**Problem statement:** Locate the word "around" in the entries below, then gather every line that holds it.

** START Supplied data **

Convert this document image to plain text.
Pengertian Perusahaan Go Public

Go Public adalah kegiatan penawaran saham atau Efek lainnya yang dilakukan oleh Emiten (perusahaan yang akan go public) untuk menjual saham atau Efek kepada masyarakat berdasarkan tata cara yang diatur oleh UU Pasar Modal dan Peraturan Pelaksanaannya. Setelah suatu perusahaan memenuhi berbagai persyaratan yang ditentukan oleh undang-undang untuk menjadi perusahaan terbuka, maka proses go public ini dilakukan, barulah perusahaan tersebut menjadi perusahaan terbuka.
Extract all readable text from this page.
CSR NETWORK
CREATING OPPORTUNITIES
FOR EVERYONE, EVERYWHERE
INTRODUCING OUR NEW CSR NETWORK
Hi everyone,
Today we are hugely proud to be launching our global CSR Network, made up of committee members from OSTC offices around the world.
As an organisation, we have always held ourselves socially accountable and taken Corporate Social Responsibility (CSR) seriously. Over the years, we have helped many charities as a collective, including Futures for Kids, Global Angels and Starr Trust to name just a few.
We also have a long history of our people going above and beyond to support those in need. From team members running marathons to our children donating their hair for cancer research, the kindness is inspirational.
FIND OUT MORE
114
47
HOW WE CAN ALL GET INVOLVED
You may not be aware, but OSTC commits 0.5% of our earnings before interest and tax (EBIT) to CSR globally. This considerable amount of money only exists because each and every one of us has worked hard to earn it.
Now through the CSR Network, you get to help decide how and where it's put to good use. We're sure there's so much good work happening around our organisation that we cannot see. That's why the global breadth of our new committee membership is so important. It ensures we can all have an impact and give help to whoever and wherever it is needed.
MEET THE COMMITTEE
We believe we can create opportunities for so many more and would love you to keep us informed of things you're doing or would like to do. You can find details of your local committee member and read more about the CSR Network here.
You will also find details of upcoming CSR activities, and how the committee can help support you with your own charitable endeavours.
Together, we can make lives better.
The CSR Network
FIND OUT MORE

** END Supplied data **

**Written response:**
Today we are hugely proud to be launching our global CSR Network, made up of committee members from OSTC offices around the world.
Now through the CSR Network, you get to help decide how and where it's put to good use. We're sure there's so much good work happening around our organisation that we cannot see. That's why the global breadth of our new committee membership is so important. It ensures we can all have an impact and give help to whoever and wherever it is needed.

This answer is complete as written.